-- BEGIN INPUT RECORDS --
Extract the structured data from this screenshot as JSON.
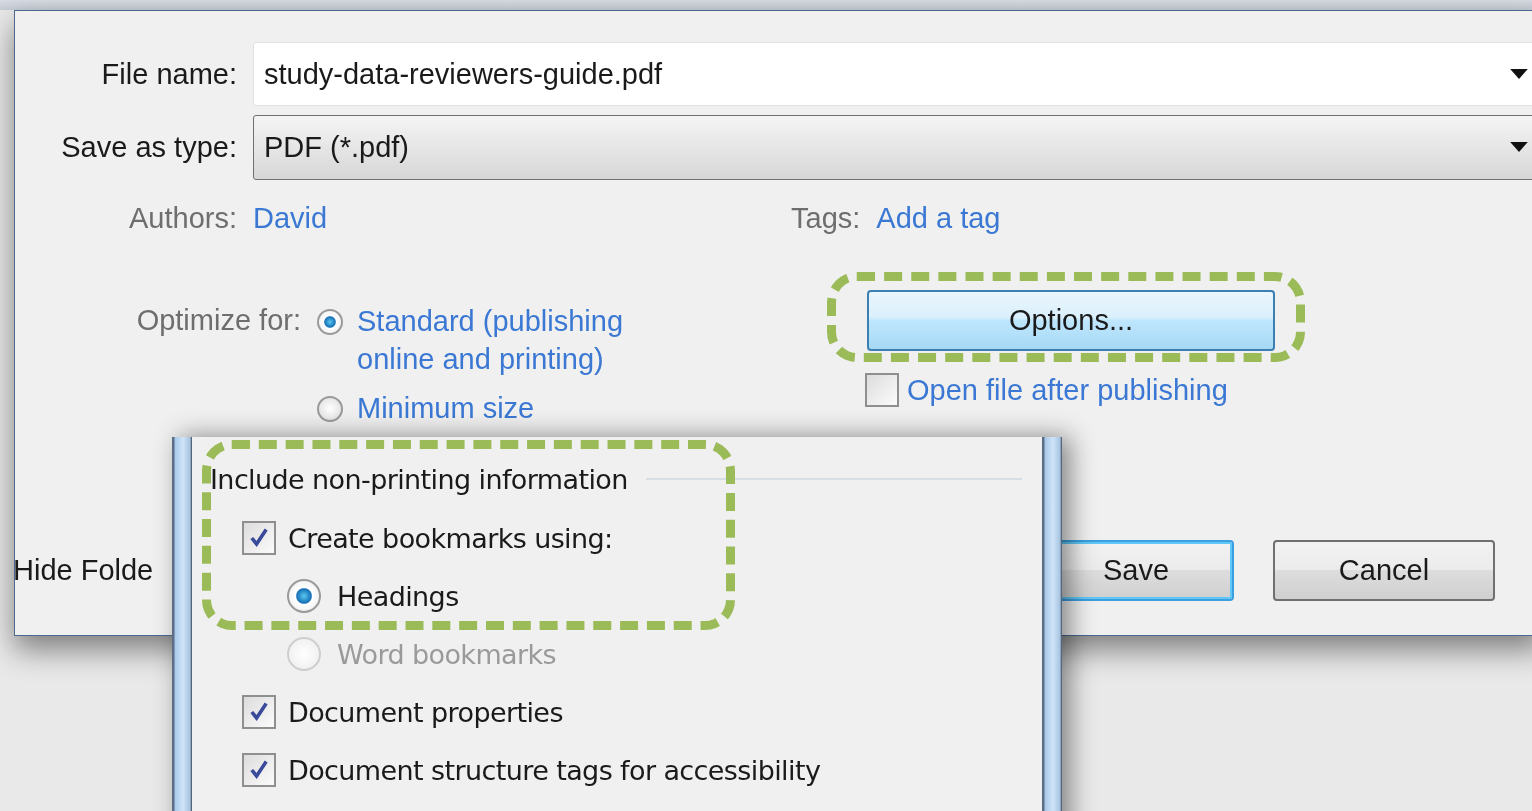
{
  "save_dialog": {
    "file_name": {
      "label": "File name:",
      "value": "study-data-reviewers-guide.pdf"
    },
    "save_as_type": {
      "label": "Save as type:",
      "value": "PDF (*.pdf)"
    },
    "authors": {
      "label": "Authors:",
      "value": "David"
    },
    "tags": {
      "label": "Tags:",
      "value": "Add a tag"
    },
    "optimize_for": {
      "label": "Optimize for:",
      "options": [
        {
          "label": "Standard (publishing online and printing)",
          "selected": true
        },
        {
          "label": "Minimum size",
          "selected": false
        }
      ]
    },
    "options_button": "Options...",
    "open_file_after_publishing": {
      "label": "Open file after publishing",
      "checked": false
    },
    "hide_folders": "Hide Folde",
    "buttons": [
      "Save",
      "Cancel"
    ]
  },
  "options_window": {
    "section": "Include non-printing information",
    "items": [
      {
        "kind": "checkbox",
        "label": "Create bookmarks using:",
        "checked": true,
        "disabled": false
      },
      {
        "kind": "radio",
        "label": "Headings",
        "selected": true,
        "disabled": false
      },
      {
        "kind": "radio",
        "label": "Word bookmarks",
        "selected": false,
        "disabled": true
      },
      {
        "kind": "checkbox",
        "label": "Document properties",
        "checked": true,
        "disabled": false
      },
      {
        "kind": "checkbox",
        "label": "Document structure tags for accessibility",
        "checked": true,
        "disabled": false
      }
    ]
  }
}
-- END INPUT RECORDS --
-- BEGIN INPUT RECORDS --
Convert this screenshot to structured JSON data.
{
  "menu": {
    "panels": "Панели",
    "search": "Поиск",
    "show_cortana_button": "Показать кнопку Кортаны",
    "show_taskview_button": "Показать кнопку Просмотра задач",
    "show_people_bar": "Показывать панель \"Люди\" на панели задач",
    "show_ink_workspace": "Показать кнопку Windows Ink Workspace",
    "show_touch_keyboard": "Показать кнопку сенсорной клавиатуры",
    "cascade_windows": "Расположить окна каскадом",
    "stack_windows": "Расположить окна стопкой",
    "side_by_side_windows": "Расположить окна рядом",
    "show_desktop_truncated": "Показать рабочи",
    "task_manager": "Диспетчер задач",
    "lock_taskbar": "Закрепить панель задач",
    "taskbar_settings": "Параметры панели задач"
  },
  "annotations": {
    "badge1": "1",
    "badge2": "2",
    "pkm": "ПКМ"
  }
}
-- END INPUT RECORDS --
-- BEGIN INPUT RECORDS --
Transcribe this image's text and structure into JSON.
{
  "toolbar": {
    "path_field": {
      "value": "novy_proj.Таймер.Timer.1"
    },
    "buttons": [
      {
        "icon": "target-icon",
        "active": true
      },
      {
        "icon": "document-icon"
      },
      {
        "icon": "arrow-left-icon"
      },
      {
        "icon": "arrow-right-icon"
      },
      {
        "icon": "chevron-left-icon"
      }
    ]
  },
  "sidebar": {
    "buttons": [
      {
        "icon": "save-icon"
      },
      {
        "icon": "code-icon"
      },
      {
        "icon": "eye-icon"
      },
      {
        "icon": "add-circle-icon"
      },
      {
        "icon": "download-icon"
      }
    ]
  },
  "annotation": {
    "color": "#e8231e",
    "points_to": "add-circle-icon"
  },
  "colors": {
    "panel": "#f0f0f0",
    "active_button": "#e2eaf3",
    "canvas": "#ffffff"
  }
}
-- END INPUT RECORDS --
— STATED TASK —
Pick out and copy the lines of the entries that hold the string "printing".

— ANSWER TO THIS TASK —
          "label": "Standard (publishing online and printing)",
    "section": "Include non-printing information",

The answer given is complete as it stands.